*Exercise prompt*.
Below are the records; copy each line in them that holds the word "SNSF".

*Given data*.

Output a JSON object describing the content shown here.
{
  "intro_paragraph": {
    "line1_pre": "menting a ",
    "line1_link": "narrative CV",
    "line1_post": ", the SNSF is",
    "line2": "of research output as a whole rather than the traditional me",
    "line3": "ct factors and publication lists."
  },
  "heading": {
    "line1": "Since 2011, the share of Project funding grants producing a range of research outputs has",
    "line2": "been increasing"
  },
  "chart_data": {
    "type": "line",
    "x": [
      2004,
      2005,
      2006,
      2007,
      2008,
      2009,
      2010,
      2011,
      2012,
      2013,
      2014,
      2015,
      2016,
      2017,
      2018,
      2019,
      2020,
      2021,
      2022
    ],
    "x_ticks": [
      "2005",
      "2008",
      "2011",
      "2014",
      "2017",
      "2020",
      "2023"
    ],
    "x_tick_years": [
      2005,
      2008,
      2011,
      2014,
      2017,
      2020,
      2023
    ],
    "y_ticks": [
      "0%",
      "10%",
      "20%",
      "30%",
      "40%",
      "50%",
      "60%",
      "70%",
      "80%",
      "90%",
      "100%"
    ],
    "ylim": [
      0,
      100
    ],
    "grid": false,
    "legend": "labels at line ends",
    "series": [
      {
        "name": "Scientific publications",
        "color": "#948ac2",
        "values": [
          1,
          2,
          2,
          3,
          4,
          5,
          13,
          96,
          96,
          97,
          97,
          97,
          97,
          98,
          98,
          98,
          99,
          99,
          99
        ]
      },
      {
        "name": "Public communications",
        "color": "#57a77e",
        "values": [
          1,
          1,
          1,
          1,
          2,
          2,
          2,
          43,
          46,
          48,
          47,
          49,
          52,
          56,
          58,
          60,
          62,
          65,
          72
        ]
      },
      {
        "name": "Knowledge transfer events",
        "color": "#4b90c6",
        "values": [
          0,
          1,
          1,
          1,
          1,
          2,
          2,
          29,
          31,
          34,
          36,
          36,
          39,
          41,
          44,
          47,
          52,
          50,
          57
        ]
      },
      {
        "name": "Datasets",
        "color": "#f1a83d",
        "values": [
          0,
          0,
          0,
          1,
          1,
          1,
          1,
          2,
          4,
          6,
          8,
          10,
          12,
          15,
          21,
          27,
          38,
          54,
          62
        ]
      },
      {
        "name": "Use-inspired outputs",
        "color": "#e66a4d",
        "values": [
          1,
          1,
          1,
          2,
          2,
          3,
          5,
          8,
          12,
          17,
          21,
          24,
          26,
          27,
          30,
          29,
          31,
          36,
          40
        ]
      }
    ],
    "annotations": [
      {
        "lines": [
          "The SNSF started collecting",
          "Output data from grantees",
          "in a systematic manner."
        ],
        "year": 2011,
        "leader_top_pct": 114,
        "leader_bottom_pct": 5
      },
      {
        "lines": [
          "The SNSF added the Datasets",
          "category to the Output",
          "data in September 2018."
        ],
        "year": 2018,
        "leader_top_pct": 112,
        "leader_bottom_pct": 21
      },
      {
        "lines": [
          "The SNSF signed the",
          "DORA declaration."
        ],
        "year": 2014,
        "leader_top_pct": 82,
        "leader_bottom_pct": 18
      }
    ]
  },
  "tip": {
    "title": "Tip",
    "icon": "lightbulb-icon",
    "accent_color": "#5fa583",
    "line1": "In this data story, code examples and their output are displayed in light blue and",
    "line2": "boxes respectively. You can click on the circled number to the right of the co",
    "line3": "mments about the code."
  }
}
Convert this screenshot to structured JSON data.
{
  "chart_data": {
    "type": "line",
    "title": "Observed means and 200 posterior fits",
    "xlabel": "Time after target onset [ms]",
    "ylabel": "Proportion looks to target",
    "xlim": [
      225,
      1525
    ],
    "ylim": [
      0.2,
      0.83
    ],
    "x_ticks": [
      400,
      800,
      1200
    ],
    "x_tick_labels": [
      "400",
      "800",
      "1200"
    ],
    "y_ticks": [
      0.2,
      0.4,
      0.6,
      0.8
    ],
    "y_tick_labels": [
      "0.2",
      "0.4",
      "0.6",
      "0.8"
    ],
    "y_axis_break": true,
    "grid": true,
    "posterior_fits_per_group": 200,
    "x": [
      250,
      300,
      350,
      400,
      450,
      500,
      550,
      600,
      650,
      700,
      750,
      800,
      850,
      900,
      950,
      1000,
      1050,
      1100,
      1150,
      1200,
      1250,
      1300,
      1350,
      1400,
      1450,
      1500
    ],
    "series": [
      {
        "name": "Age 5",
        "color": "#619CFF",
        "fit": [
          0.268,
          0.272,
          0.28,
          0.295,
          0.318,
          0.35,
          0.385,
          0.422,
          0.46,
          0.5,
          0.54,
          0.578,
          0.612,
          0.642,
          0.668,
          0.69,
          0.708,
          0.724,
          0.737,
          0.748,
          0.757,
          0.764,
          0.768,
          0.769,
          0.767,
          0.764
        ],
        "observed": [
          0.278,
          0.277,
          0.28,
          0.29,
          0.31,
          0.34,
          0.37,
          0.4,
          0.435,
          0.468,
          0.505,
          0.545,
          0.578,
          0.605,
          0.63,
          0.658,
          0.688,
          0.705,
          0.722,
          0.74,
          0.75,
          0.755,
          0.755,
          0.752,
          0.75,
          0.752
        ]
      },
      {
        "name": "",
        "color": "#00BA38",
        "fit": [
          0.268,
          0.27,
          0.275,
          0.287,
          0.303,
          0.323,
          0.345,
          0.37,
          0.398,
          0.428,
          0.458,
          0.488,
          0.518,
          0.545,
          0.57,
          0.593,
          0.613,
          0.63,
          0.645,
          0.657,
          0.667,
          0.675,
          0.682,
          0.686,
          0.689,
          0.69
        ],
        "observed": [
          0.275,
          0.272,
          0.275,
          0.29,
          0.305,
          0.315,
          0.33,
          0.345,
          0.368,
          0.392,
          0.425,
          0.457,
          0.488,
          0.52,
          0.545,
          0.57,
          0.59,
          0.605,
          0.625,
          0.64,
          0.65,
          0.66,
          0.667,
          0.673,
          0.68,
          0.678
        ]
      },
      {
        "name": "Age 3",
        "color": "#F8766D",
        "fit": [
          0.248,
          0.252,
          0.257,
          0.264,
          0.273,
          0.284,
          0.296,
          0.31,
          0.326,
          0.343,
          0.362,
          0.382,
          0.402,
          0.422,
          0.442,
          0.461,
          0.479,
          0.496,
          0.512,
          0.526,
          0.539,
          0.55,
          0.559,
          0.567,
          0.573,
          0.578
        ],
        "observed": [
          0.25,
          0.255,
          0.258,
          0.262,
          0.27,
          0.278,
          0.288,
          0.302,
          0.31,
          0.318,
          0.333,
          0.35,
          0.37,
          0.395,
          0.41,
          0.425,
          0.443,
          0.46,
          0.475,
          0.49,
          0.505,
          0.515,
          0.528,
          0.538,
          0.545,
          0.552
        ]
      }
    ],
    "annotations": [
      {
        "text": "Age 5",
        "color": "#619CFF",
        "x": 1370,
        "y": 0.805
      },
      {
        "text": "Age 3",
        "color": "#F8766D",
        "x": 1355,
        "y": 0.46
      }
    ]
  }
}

*Full response*.
    "line1_post": ", the SNSF is",
          "The SNSF started collecting",
          "The SNSF added the Datasets",
          "The SNSF signed the",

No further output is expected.